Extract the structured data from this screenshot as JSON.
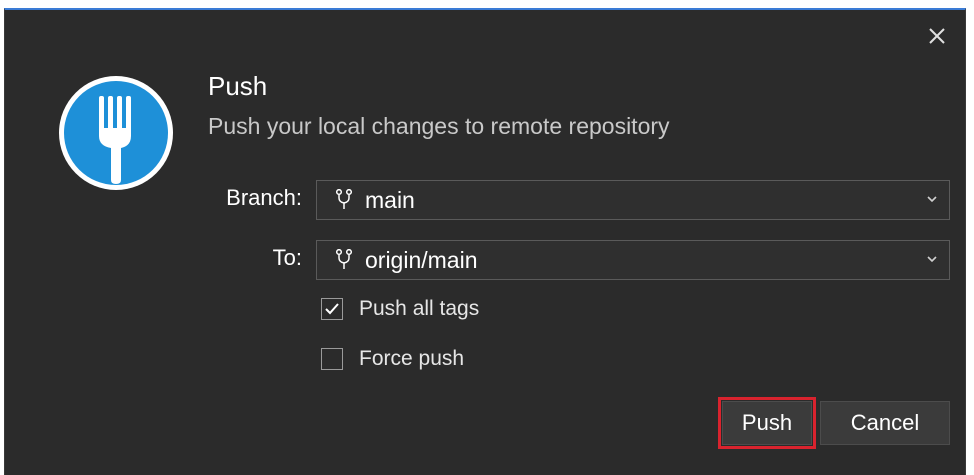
{
  "dialog": {
    "title": "Push",
    "subtitle": "Push your local changes to remote repository",
    "close_icon": "close-icon",
    "logo_icon": "fork-icon",
    "accent_color": "#3a7bd5",
    "logo_color": "#1e90d8"
  },
  "form": {
    "branch_label": "Branch:",
    "branch_value": "main",
    "to_label": "To:",
    "to_value": "origin/main",
    "branch_icon": "git-branch-icon",
    "dropdown_icon": "chevron-down-icon"
  },
  "options": {
    "push_all_tags": {
      "label": "Push all tags",
      "checked": true
    },
    "force_push": {
      "label": "Force push",
      "checked": false
    }
  },
  "buttons": {
    "push_label": "Push",
    "cancel_label": "Cancel",
    "highlight_color": "#d9232e"
  }
}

- Instruction -
Exactly reproduce each record, leaving out any pictures.

- Task response -
Extract the structured data from this screenshot as JSON.
{
  "dialog": {
    "title": "Push",
    "subtitle": "Push your local changes to remote repository",
    "close_icon": "close-icon",
    "logo_icon": "fork-icon",
    "accent_color": "#3a7bd5",
    "logo_color": "#1e90d8"
  },
  "form": {
    "branch_label": "Branch:",
    "branch_value": "main",
    "to_label": "To:",
    "to_value": "origin/main",
    "branch_icon": "git-branch-icon",
    "dropdown_icon": "chevron-down-icon"
  },
  "options": {
    "push_all_tags": {
      "label": "Push all tags",
      "checked": true
    },
    "force_push": {
      "label": "Force push",
      "checked": false
    }
  },
  "buttons": {
    "push_label": "Push",
    "cancel_label": "Cancel",
    "highlight_color": "#d9232e"
  }
}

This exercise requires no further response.